Directive: Your task is to transcribe the records exactly, skipping every image.

Records excerpted from a collection:

+ + + + + + +

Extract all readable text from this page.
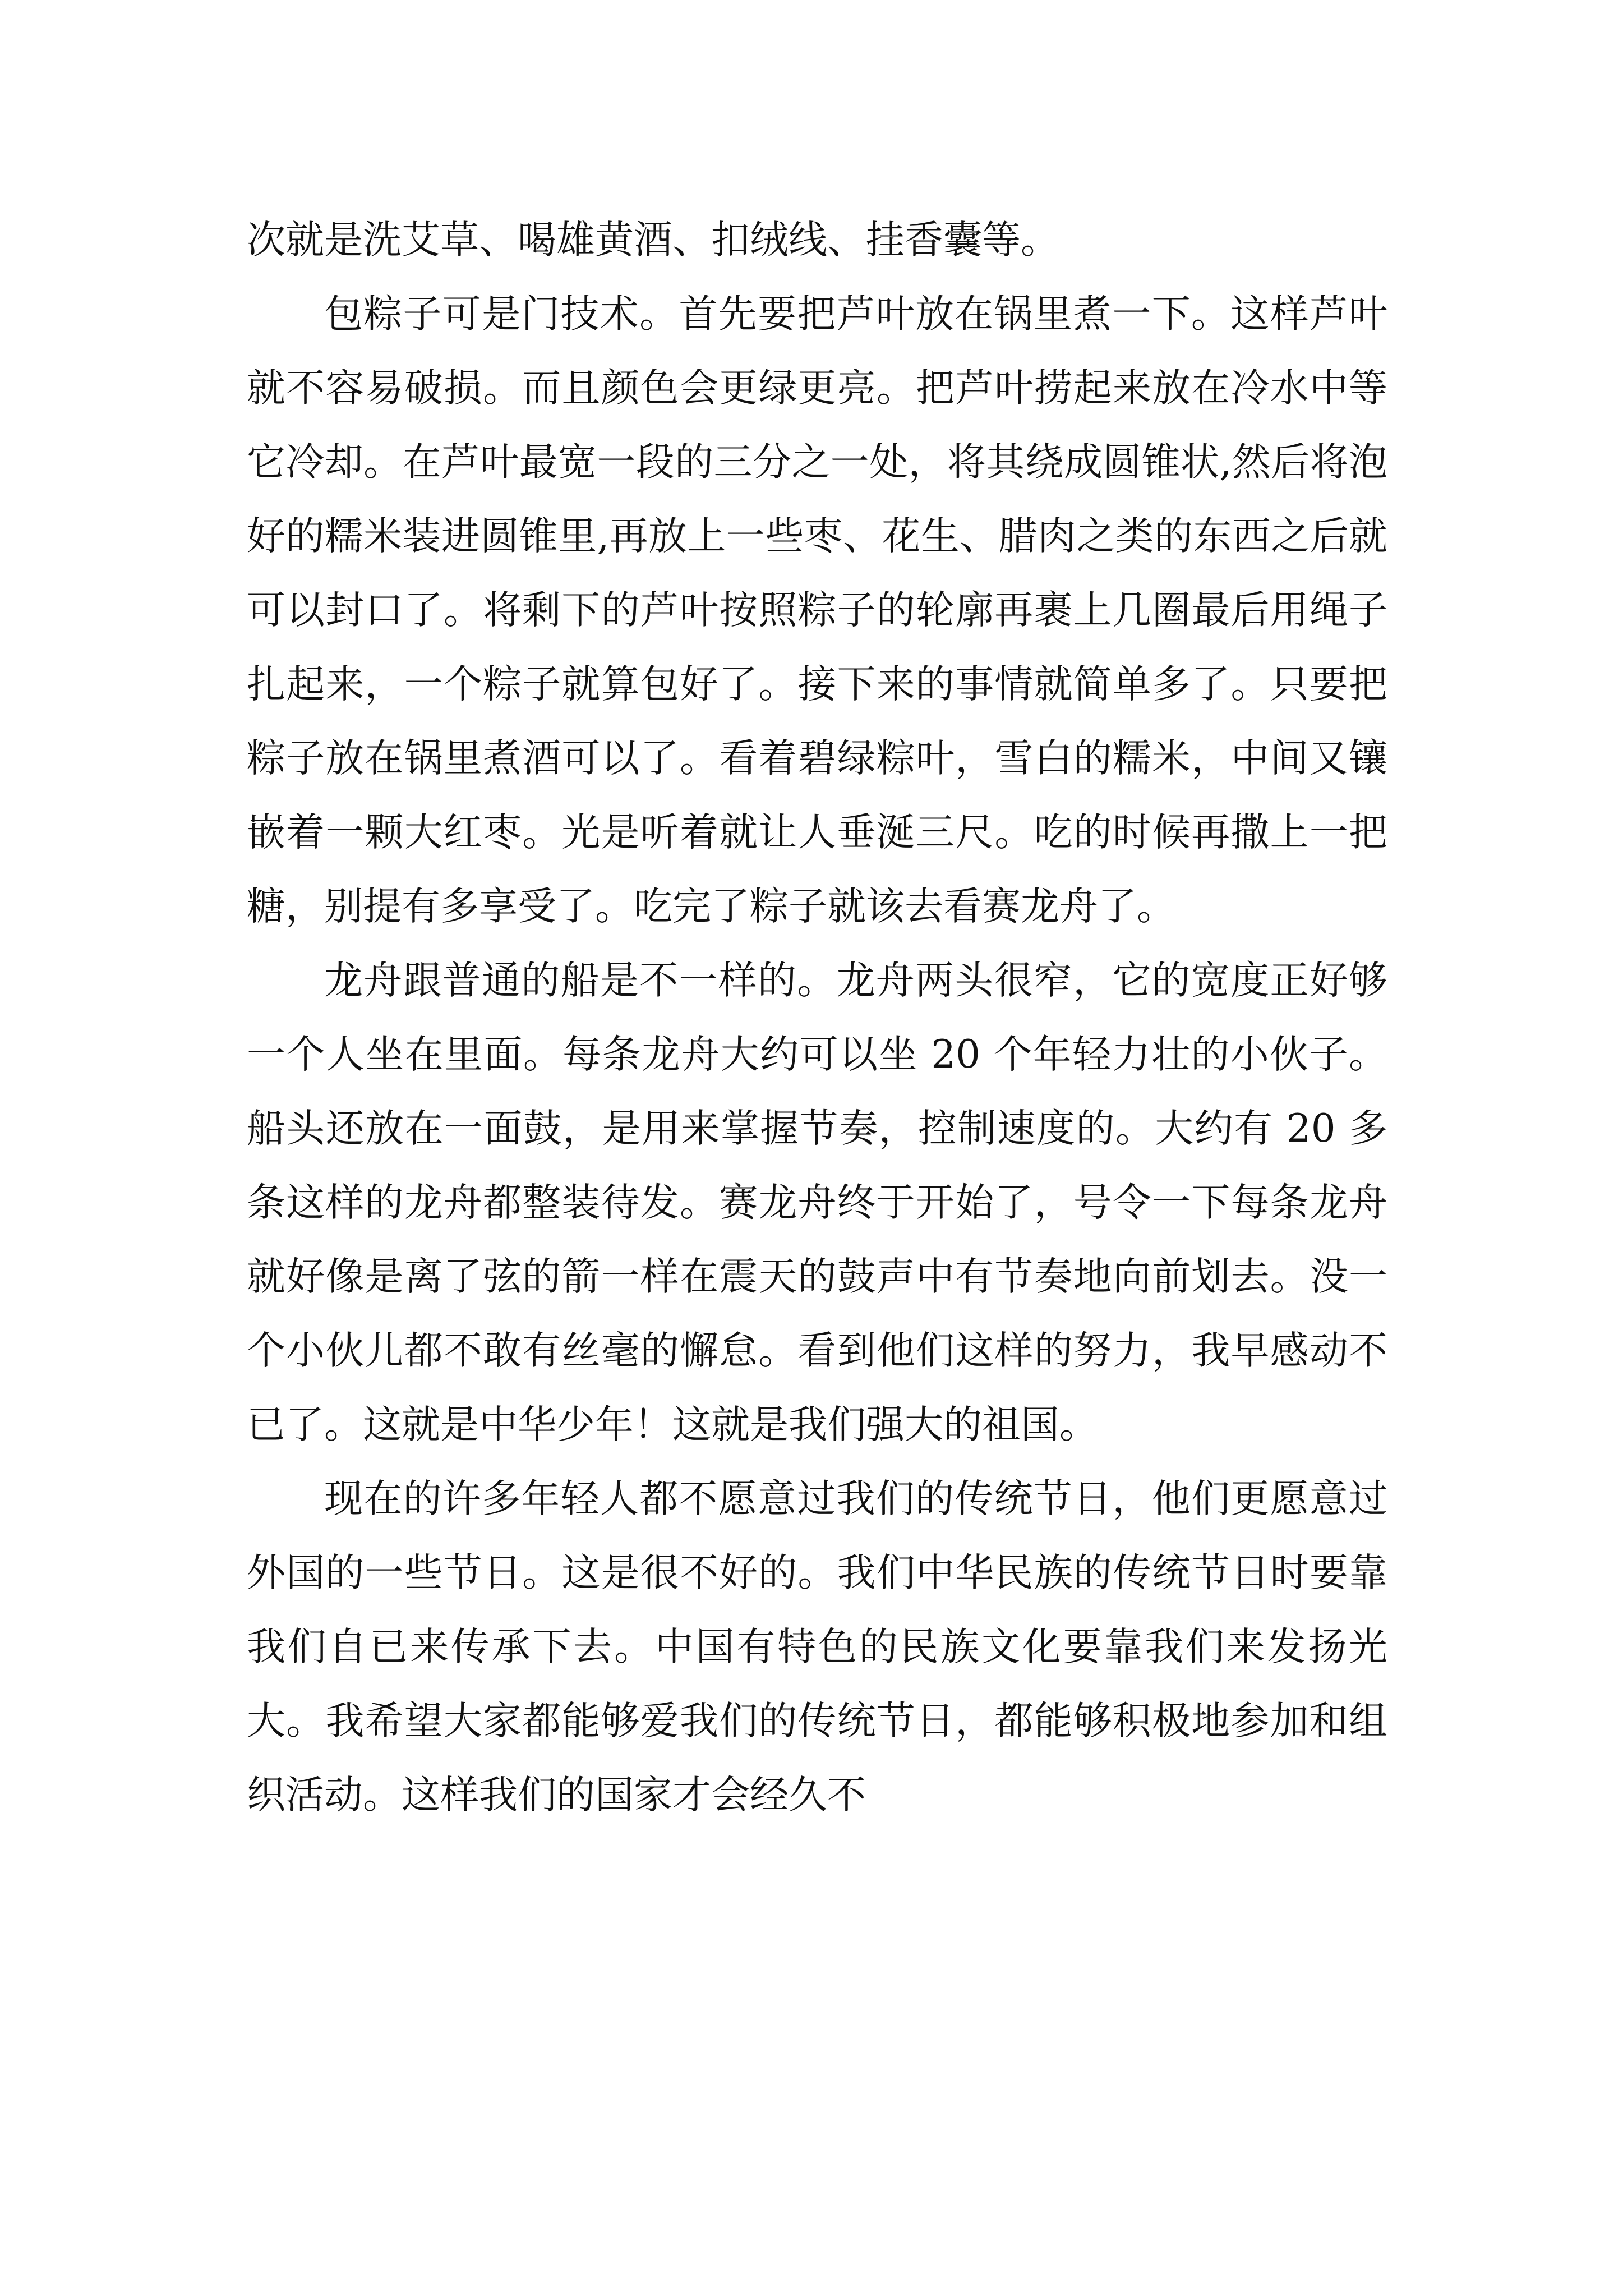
次就是洗艾草、喝雄黄酒、扣绒线、挂香囊等。

包粽子可是门技术。首先要把芦叶放在锅里煮一下。这样芦叶就不容易破损。而且颜色会更绿更亮。把芦叶捞起来放在冷水中等它冷却。在芦叶最宽一段的三分之一处，将其绕成圆锥状,然后将泡好的糯米装进圆锥里,再放上一些枣、花生、腊肉之类的东西之后就可以封口了。将剩下的芦叶按照粽子的轮廓再裹上几圈最后用绳子扎起来，一个粽子就算包好了。接下来的事情就简单多了。只要把粽子放在锅里煮酒可以了。看着碧绿粽叶，雪白的糯米，中间又镶嵌着一颗大红枣。光是听着就让人垂涎三尺。吃的时候再撒上一把糖，别提有多享受了。吃完了粽子就该去看赛龙舟了。

龙舟跟普通的船是不一样的。龙舟两头很窄，它的宽度正好够一个人坐在里面。每条龙舟大约可以坐 20 个年轻力壮的小伙子。船头还放在一面鼓，是用来掌握节奏，控制速度的。大约有 20 多条这样的龙舟都整装待发。赛龙舟终于开始了，号令一下每条龙舟就好像是离了弦的箭一样在震天的鼓声中有节奏地向前划去。没一个小伙儿都不敢有丝毫的懈怠。看到他们这样的努力，我早感动不已了。这就是中华少年！这就是我们强大的祖国。

现在的许多年轻人都不愿意过我们的传统节日，他们更愿意过外国的一些节日。这是很不好的。我们中华民族的传统节日时要靠我们自已来传承下去。中国有特色的民族文化要靠我们来发扬光大。我希望大家都能够爱我们的传统节日，都能够积极地参加和组织活动。这样我们的国家才会经久不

+ + + + + + +

Answer in full:
Extract all readable text from this page.
次就是洗艾草、喝雄黄酒、扣绒线、挂香囊等。

包粽子可是门技术。首先要把芦叶放在锅里煮一下。这样芦叶就不容易破损。而且颜色会更绿更亮。把芦叶捞起来放在冷水中等它冷却。在芦叶最宽一段的三分之一处，将其绕成圆锥状,然后将泡好的糯米装进圆锥里,再放上一些枣、花生、腊肉之类的东西之后就可以封口了。将剩下的芦叶按照粽子的轮廓再裹上几圈最后用绳子扎起来，一个粽子就算包好了。接下来的事情就简单多了。只要把粽子放在锅里煮酒可以了。看着碧绿粽叶，雪白的糯米，中间又镶嵌着一颗大红枣。光是听着就让人垂涎三尺。吃的时候再撒上一把糖，别提有多享受了。吃完了粽子就该去看赛龙舟了。

龙舟跟普通的船是不一样的。龙舟两头很窄，它的宽度正好够一个人坐在里面。每条龙舟大约可以坐 20 个年轻力壮的小伙子。船头还放在一面鼓，是用来掌握节奏，控制速度的。大约有 20 多条这样的龙舟都整装待发。赛龙舟终于开始了，号令一下每条龙舟就好像是离了弦的箭一样在震天的鼓声中有节奏地向前划去。没一个小伙儿都不敢有丝毫的懈怠。看到他们这样的努力，我早感动不已了。这就是中华少年！这就是我们强大的祖国。

现在的许多年轻人都不愿意过我们的传统节日，他们更愿意过外国的一些节日。这是很不好的。我们中华民族的传统节日时要靠我们自已来传承下去。中国有特色的民族文化要靠我们来发扬光大。我希望大家都能够爱我们的传统节日，都能够积极地参加和组织活动。这样我们的国家才会经久不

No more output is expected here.